WHAT IS BEING ASKED
Within the records that follow, find every line containing the string "title". Copy those lines.

Data entries for graphics:
◆ ◆ ◆ ◆ ◆
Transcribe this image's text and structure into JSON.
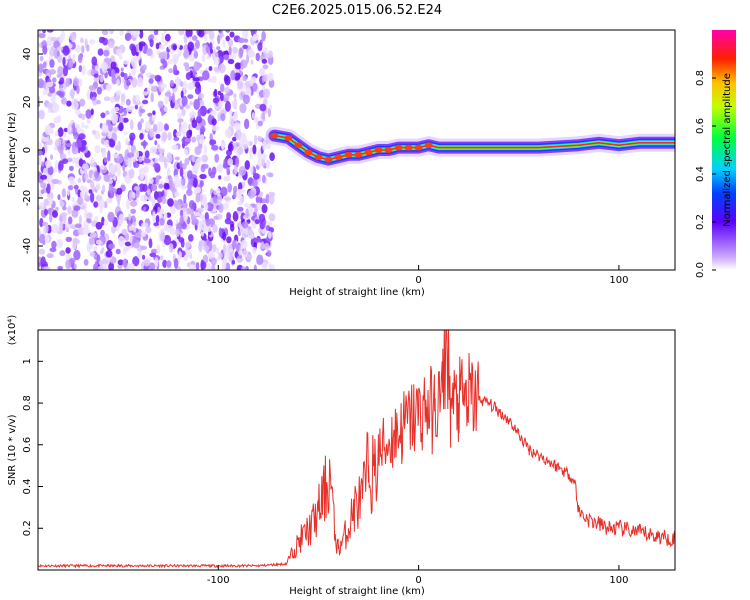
{
  "chart_data": [
    {
      "type": "heatmap",
      "title": "C2E6.2025.015.06.52.E24",
      "xlabel": "Height of straight line (km)",
      "ylabel": "Frequency (Hz)",
      "xlim": [
        -190,
        128
      ],
      "ylim": [
        -50,
        50
      ],
      "xticks": [
        -100,
        0,
        100
      ],
      "xtick_labels": [
        "-100",
        "0",
        "100"
      ],
      "yticks": [
        -40,
        -20,
        0,
        20,
        40
      ],
      "ytick_labels": [
        "-40",
        "-20",
        "0",
        "20",
        "40"
      ],
      "noise_region": {
        "x_from": -190,
        "x_to": -73,
        "description_values": "scattered purple speckle, low amplitude"
      },
      "ridge": {
        "x": [
          -72,
          -65,
          -60,
          -55,
          -50,
          -45,
          -40,
          -35,
          -30,
          -25,
          -20,
          -15,
          -10,
          -5,
          0,
          5,
          10,
          20,
          40,
          60,
          80,
          90,
          100,
          110,
          128
        ],
        "y": [
          6,
          5,
          2,
          -1,
          -3,
          -4,
          -3,
          -2,
          -2,
          -1,
          0,
          0,
          1,
          1,
          1,
          2,
          1,
          1,
          1,
          1,
          2,
          3,
          2,
          3,
          3
        ]
      },
      "colorbar": {
        "label": "Normalized spectral amplitude",
        "range": [
          0,
          1
        ],
        "ticks": [
          0.0,
          0.2,
          0.4,
          0.6,
          0.8
        ],
        "tick_labels": [
          "0.0",
          "0.2",
          "0.4",
          "0.6",
          "0.8"
        ]
      }
    },
    {
      "type": "line",
      "title": "",
      "xlabel": "Height of straight line (km)",
      "ylabel": "SNR (10 * v/v)",
      "scale_label": "(x10⁴)",
      "xlim": [
        -190,
        128
      ],
      "ylim": [
        0,
        1.15
      ],
      "xticks": [
        -100,
        0,
        100
      ],
      "xtick_labels": [
        "-100",
        "0",
        "100"
      ],
      "yticks": [
        0.2,
        0.4,
        0.6,
        0.8,
        1.0
      ],
      "ytick_labels": [
        "0.2",
        "0.4",
        "0.6",
        "0.8",
        "1"
      ],
      "series": [
        {
          "name": "SNR",
          "color": "#e8302a",
          "x": [
            -190,
            -170,
            -150,
            -120,
            -100,
            -80,
            -66,
            -62,
            -58,
            -54,
            -50,
            -46,
            -44,
            -42,
            -40,
            -38,
            -35,
            -32,
            -28,
            -25,
            -22,
            -20,
            -16,
            -12,
            -8,
            -4,
            0,
            4,
            8,
            12,
            14,
            16,
            20,
            25,
            30,
            35,
            40,
            45,
            50,
            55,
            60,
            65,
            70,
            75,
            78,
            80,
            85,
            90,
            95,
            100,
            105,
            110,
            115,
            120,
            128
          ],
          "y": [
            0.02,
            0.02,
            0.02,
            0.02,
            0.02,
            0.02,
            0.03,
            0.1,
            0.16,
            0.2,
            0.28,
            0.4,
            0.45,
            0.18,
            0.1,
            0.14,
            0.2,
            0.3,
            0.34,
            0.5,
            0.45,
            0.55,
            0.6,
            0.65,
            0.68,
            0.72,
            0.75,
            0.78,
            0.76,
            0.85,
            1.15,
            0.78,
            0.8,
            0.82,
            0.82,
            0.8,
            0.76,
            0.72,
            0.65,
            0.58,
            0.55,
            0.52,
            0.49,
            0.46,
            0.42,
            0.28,
            0.24,
            0.22,
            0.2,
            0.2,
            0.19,
            0.18,
            0.17,
            0.16,
            0.15
          ]
        }
      ]
    }
  ]
}
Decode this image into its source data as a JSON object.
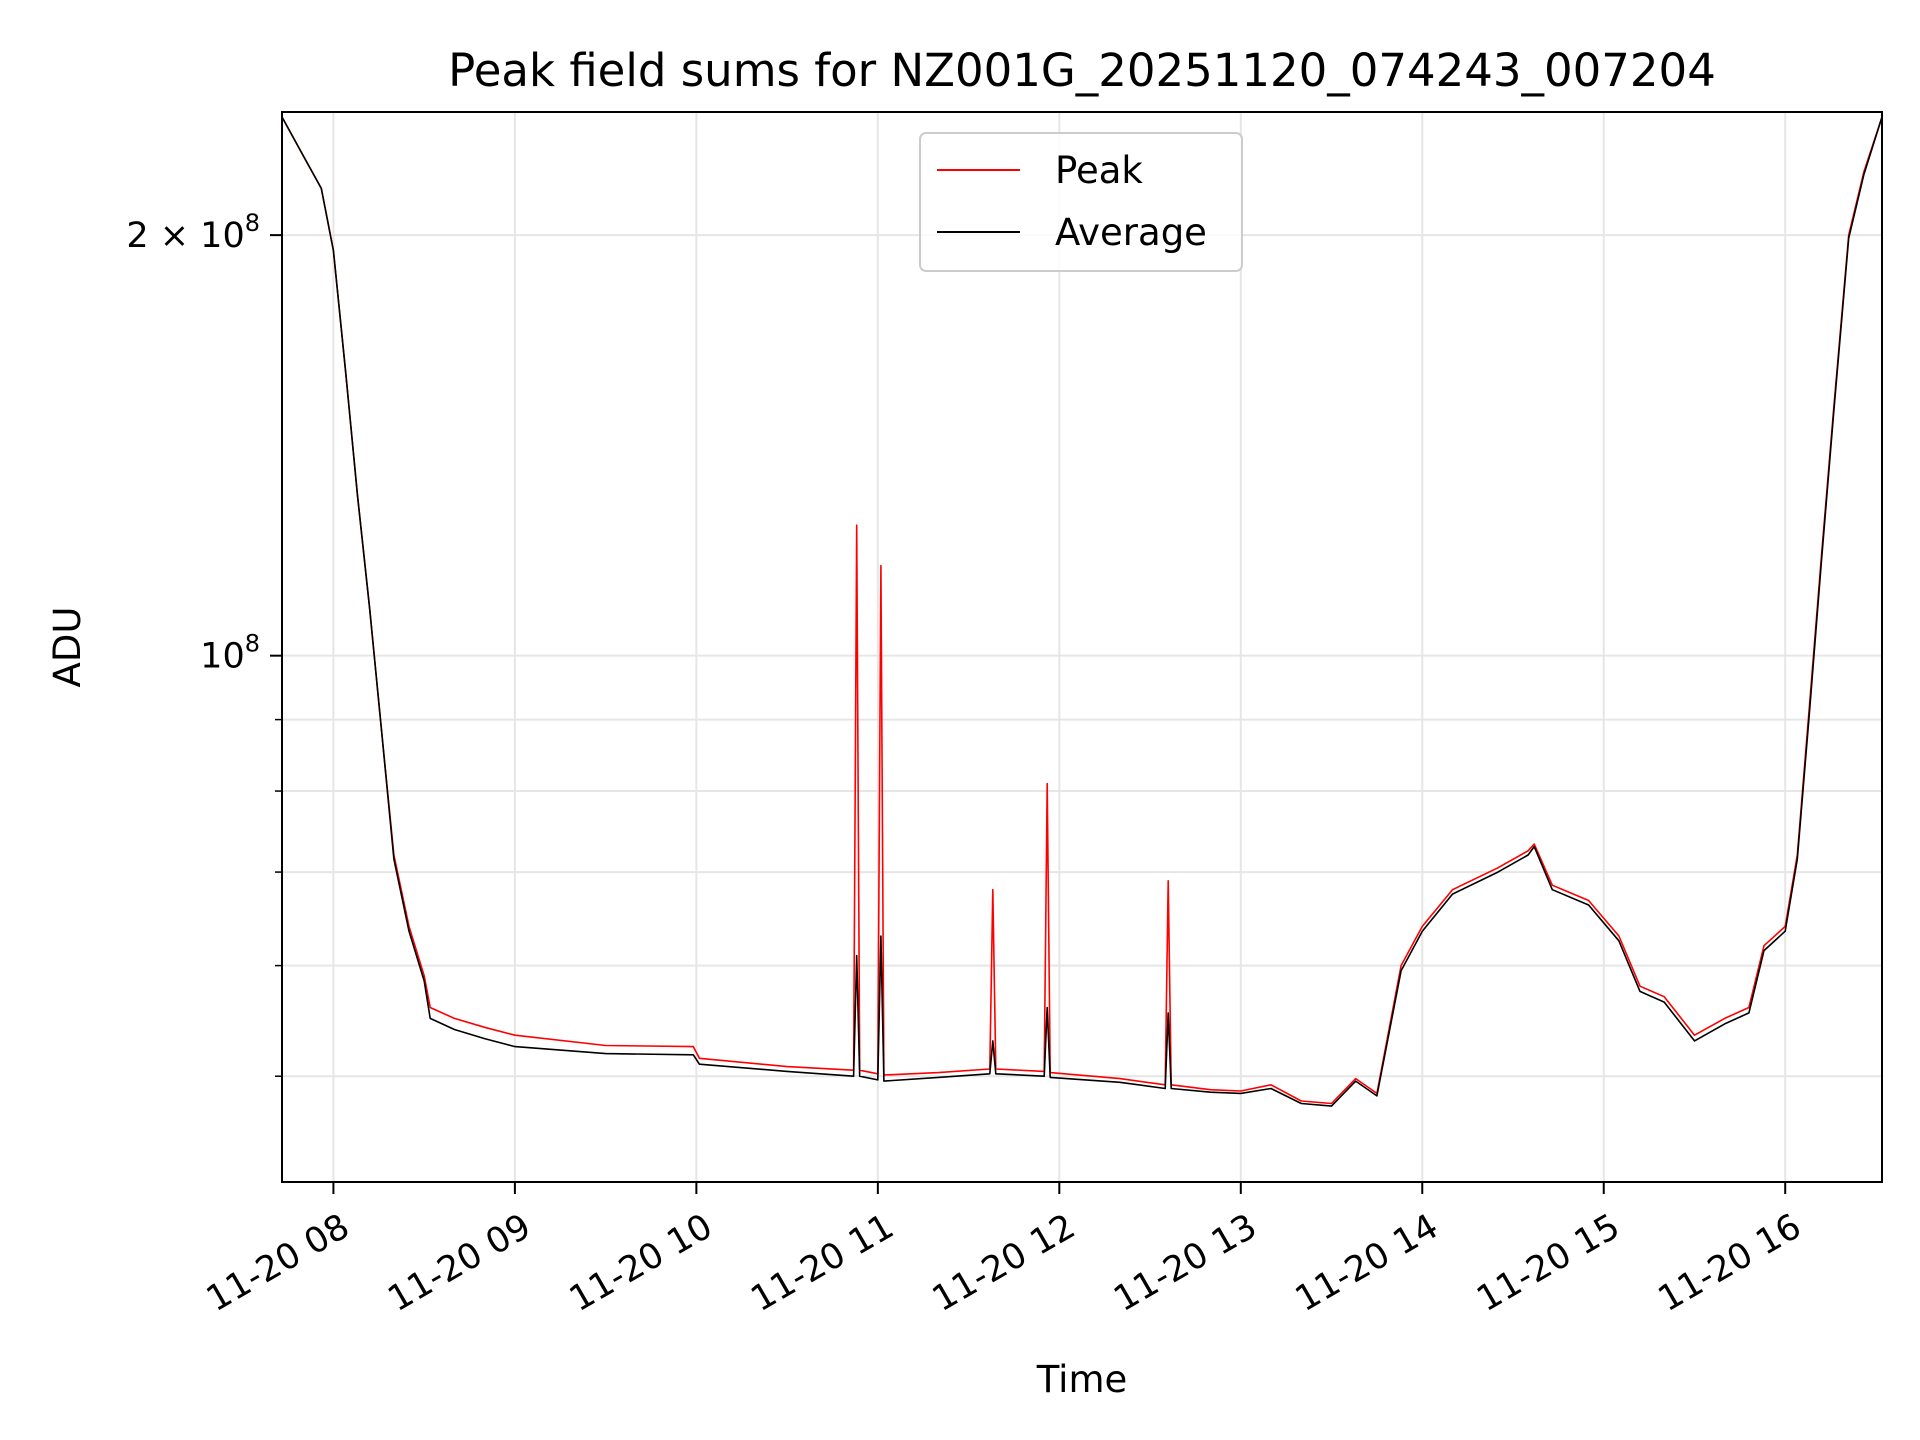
{
  "chart_data": {
    "type": "line",
    "title": "Peak field sums for NZ001G_20251120_074243_007204",
    "xlabel": "Time",
    "ylabel": "ADU",
    "y_scale": "log",
    "x_range": [
      "2025-11-20T07:43",
      "2025-11-20T16:32"
    ],
    "y_range": [
      42000000,
      245000000
    ],
    "grid": true,
    "legend_position": "top-center",
    "x_ticks": [
      {
        "value": "2025-11-20T08:00",
        "label": "11-20 08"
      },
      {
        "value": "2025-11-20T09:00",
        "label": "11-20 09"
      },
      {
        "value": "2025-11-20T10:00",
        "label": "11-20 10"
      },
      {
        "value": "2025-11-20T11:00",
        "label": "11-20 11"
      },
      {
        "value": "2025-11-20T12:00",
        "label": "11-20 12"
      },
      {
        "value": "2025-11-20T13:00",
        "label": "11-20 13"
      },
      {
        "value": "2025-11-20T14:00",
        "label": "11-20 14"
      },
      {
        "value": "2025-11-20T15:00",
        "label": "11-20 15"
      },
      {
        "value": "2025-11-20T16:00",
        "label": "11-20 16"
      }
    ],
    "y_ticks": [
      {
        "value": 100000000,
        "base": "10",
        "exp": "8",
        "mantissa": ""
      },
      {
        "value": 200000000,
        "base": "10",
        "exp": "8",
        "mantissa": "2 × "
      }
    ],
    "series": [
      {
        "name": "Peak",
        "color": "#ff0000",
        "points": [
          [
            "2025-11-20T07:43",
            243000000
          ],
          [
            "2025-11-20T07:50",
            228000000
          ],
          [
            "2025-11-20T07:56",
            216000000
          ],
          [
            "2025-11-20T08:00",
            195000000
          ],
          [
            "2025-11-20T08:04",
            160000000
          ],
          [
            "2025-11-20T08:08",
            130000000
          ],
          [
            "2025-11-20T08:12",
            108000000
          ],
          [
            "2025-11-20T08:16",
            88000000
          ],
          [
            "2025-11-20T08:20",
            72000000
          ],
          [
            "2025-11-20T08:25",
            64000000
          ],
          [
            "2025-11-20T08:30",
            59000000
          ],
          [
            "2025-11-20T08:32",
            56000000
          ],
          [
            "2025-11-20T08:40",
            55000000
          ],
          [
            "2025-11-20T08:50",
            54200000
          ],
          [
            "2025-11-20T09:00",
            53500000
          ],
          [
            "2025-11-20T09:30",
            52600000
          ],
          [
            "2025-11-20T09:59",
            52500000
          ],
          [
            "2025-11-20T10:01",
            51500000
          ],
          [
            "2025-11-20T10:30",
            50800000
          ],
          [
            "2025-11-20T10:52",
            50500000
          ],
          [
            "2025-11-20T10:53",
            124000000
          ],
          [
            "2025-11-20T10:54",
            50500000
          ],
          [
            "2025-11-20T11:00",
            50200000
          ],
          [
            "2025-11-20T11:01",
            116000000
          ],
          [
            "2025-11-20T11:02",
            50100000
          ],
          [
            "2025-11-20T11:20",
            50300000
          ],
          [
            "2025-11-20T11:37",
            50600000
          ],
          [
            "2025-11-20T11:38",
            68000000
          ],
          [
            "2025-11-20T11:39",
            50600000
          ],
          [
            "2025-11-20T11:55",
            50400000
          ],
          [
            "2025-11-20T11:56",
            81000000
          ],
          [
            "2025-11-20T11:57",
            50300000
          ],
          [
            "2025-11-20T12:20",
            49800000
          ],
          [
            "2025-11-20T12:35",
            49300000
          ],
          [
            "2025-11-20T12:36",
            69000000
          ],
          [
            "2025-11-20T12:37",
            49300000
          ],
          [
            "2025-11-20T12:50",
            48900000
          ],
          [
            "2025-11-20T13:00",
            48800000
          ],
          [
            "2025-11-20T13:10",
            49300000
          ],
          [
            "2025-11-20T13:20",
            48000000
          ],
          [
            "2025-11-20T13:30",
            47800000
          ],
          [
            "2025-11-20T13:38",
            49800000
          ],
          [
            "2025-11-20T13:45",
            48600000
          ],
          [
            "2025-11-20T13:53",
            60000000
          ],
          [
            "2025-11-20T14:00",
            64000000
          ],
          [
            "2025-11-20T14:10",
            68000000
          ],
          [
            "2025-11-20T14:25",
            70500000
          ],
          [
            "2025-11-20T14:35",
            72500000
          ],
          [
            "2025-11-20T14:37",
            73300000
          ],
          [
            "2025-11-20T14:43",
            68500000
          ],
          [
            "2025-11-20T14:55",
            66800000
          ],
          [
            "2025-11-20T15:05",
            63000000
          ],
          [
            "2025-11-20T15:12",
            58000000
          ],
          [
            "2025-11-20T15:20",
            57000000
          ],
          [
            "2025-11-20T15:30",
            53500000
          ],
          [
            "2025-11-20T15:40",
            55000000
          ],
          [
            "2025-11-20T15:48",
            56000000
          ],
          [
            "2025-11-20T15:53",
            62000000
          ],
          [
            "2025-11-20T16:00",
            64000000
          ],
          [
            "2025-11-20T16:04",
            72000000
          ],
          [
            "2025-11-20T16:08",
            92000000
          ],
          [
            "2025-11-20T16:12",
            118000000
          ],
          [
            "2025-11-20T16:16",
            150000000
          ],
          [
            "2025-11-20T16:21",
            200000000
          ],
          [
            "2025-11-20T16:26",
            222000000
          ],
          [
            "2025-11-20T16:32",
            243000000
          ]
        ]
      },
      {
        "name": "Average",
        "color": "#000000",
        "points": [
          [
            "2025-11-20T07:43",
            243000000
          ],
          [
            "2025-11-20T07:50",
            228000000
          ],
          [
            "2025-11-20T07:56",
            216000000
          ],
          [
            "2025-11-20T08:00",
            195000000
          ],
          [
            "2025-11-20T08:04",
            160000000
          ],
          [
            "2025-11-20T08:08",
            130000000
          ],
          [
            "2025-11-20T08:12",
            108000000
          ],
          [
            "2025-11-20T08:16",
            88000000
          ],
          [
            "2025-11-20T08:20",
            71500000
          ],
          [
            "2025-11-20T08:25",
            63500000
          ],
          [
            "2025-11-20T08:30",
            58500000
          ],
          [
            "2025-11-20T08:32",
            55000000
          ],
          [
            "2025-11-20T08:40",
            54000000
          ],
          [
            "2025-11-20T08:50",
            53200000
          ],
          [
            "2025-11-20T09:00",
            52500000
          ],
          [
            "2025-11-20T09:30",
            51900000
          ],
          [
            "2025-11-20T09:59",
            51800000
          ],
          [
            "2025-11-20T10:01",
            51000000
          ],
          [
            "2025-11-20T10:30",
            50400000
          ],
          [
            "2025-11-20T10:52",
            50000000
          ],
          [
            "2025-11-20T10:53",
            61000000
          ],
          [
            "2025-11-20T10:54",
            50000000
          ],
          [
            "2025-11-20T11:00",
            49700000
          ],
          [
            "2025-11-20T11:01",
            63000000
          ],
          [
            "2025-11-20T11:02",
            49600000
          ],
          [
            "2025-11-20T11:20",
            49900000
          ],
          [
            "2025-11-20T11:37",
            50200000
          ],
          [
            "2025-11-20T11:38",
            53000000
          ],
          [
            "2025-11-20T11:39",
            50200000
          ],
          [
            "2025-11-20T11:55",
            50000000
          ],
          [
            "2025-11-20T11:56",
            56000000
          ],
          [
            "2025-11-20T11:57",
            49900000
          ],
          [
            "2025-11-20T12:20",
            49500000
          ],
          [
            "2025-11-20T12:35",
            49000000
          ],
          [
            "2025-11-20T12:36",
            55500000
          ],
          [
            "2025-11-20T12:37",
            49000000
          ],
          [
            "2025-11-20T12:50",
            48700000
          ],
          [
            "2025-11-20T13:00",
            48600000
          ],
          [
            "2025-11-20T13:10",
            49000000
          ],
          [
            "2025-11-20T13:20",
            47800000
          ],
          [
            "2025-11-20T13:30",
            47600000
          ],
          [
            "2025-11-20T13:38",
            49600000
          ],
          [
            "2025-11-20T13:45",
            48400000
          ],
          [
            "2025-11-20T13:53",
            59500000
          ],
          [
            "2025-11-20T14:00",
            63500000
          ],
          [
            "2025-11-20T14:10",
            67500000
          ],
          [
            "2025-11-20T14:25",
            70000000
          ],
          [
            "2025-11-20T14:35",
            72000000
          ],
          [
            "2025-11-20T14:37",
            73000000
          ],
          [
            "2025-11-20T14:43",
            68000000
          ],
          [
            "2025-11-20T14:55",
            66300000
          ],
          [
            "2025-11-20T15:05",
            62500000
          ],
          [
            "2025-11-20T15:12",
            57500000
          ],
          [
            "2025-11-20T15:20",
            56500000
          ],
          [
            "2025-11-20T15:30",
            53000000
          ],
          [
            "2025-11-20T15:40",
            54500000
          ],
          [
            "2025-11-20T15:48",
            55500000
          ],
          [
            "2025-11-20T15:53",
            61500000
          ],
          [
            "2025-11-20T16:00",
            63500000
          ],
          [
            "2025-11-20T16:04",
            71500000
          ],
          [
            "2025-11-20T16:08",
            91000000
          ],
          [
            "2025-11-20T16:12",
            117000000
          ],
          [
            "2025-11-20T16:16",
            149000000
          ],
          [
            "2025-11-20T16:21",
            199000000
          ],
          [
            "2025-11-20T16:26",
            221000000
          ],
          [
            "2025-11-20T16:32",
            243000000
          ]
        ]
      }
    ]
  }
}
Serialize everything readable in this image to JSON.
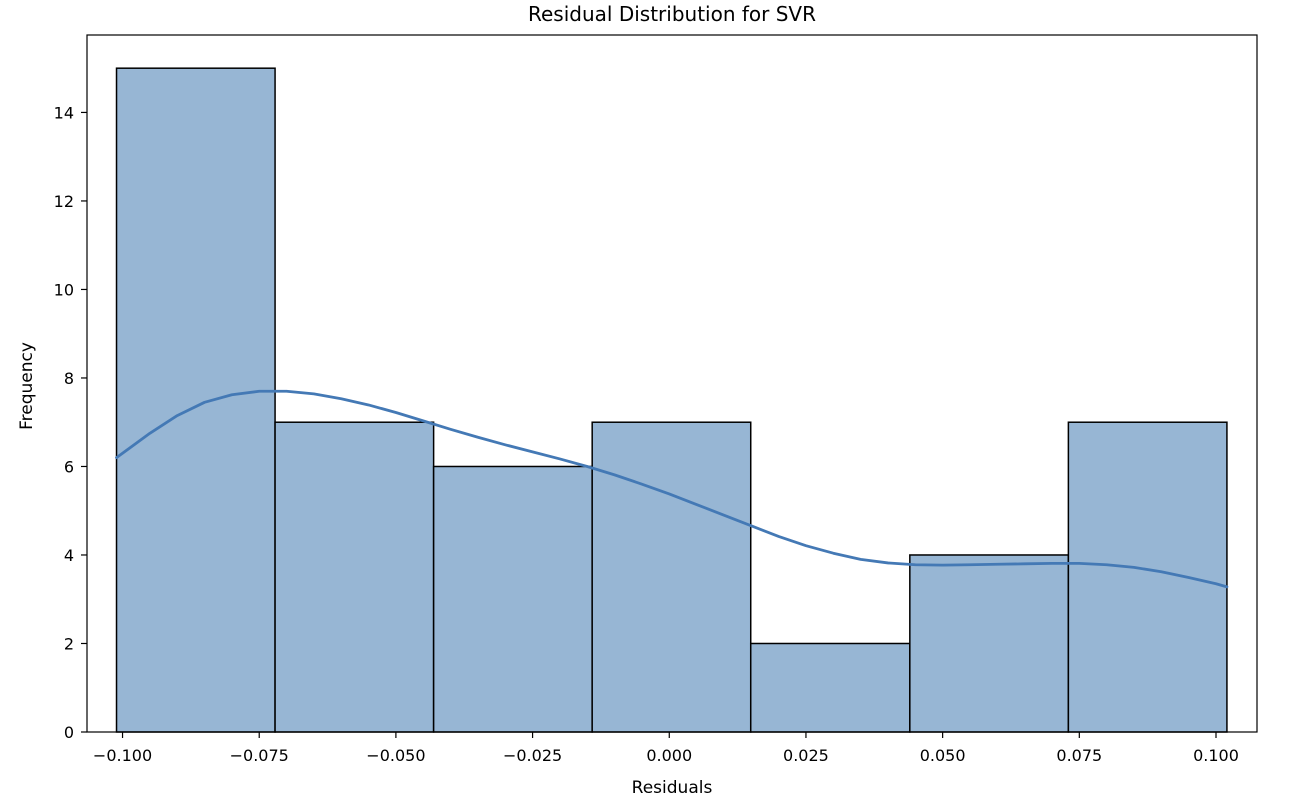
◆ ◆ ◆ ◆ ◆
TASK ANSWER
      "title": "C2E6.2025.015.06.52.E24",
      "title": "",
    "title": "Peak field sums for NZ001G_20251120_074243_007204",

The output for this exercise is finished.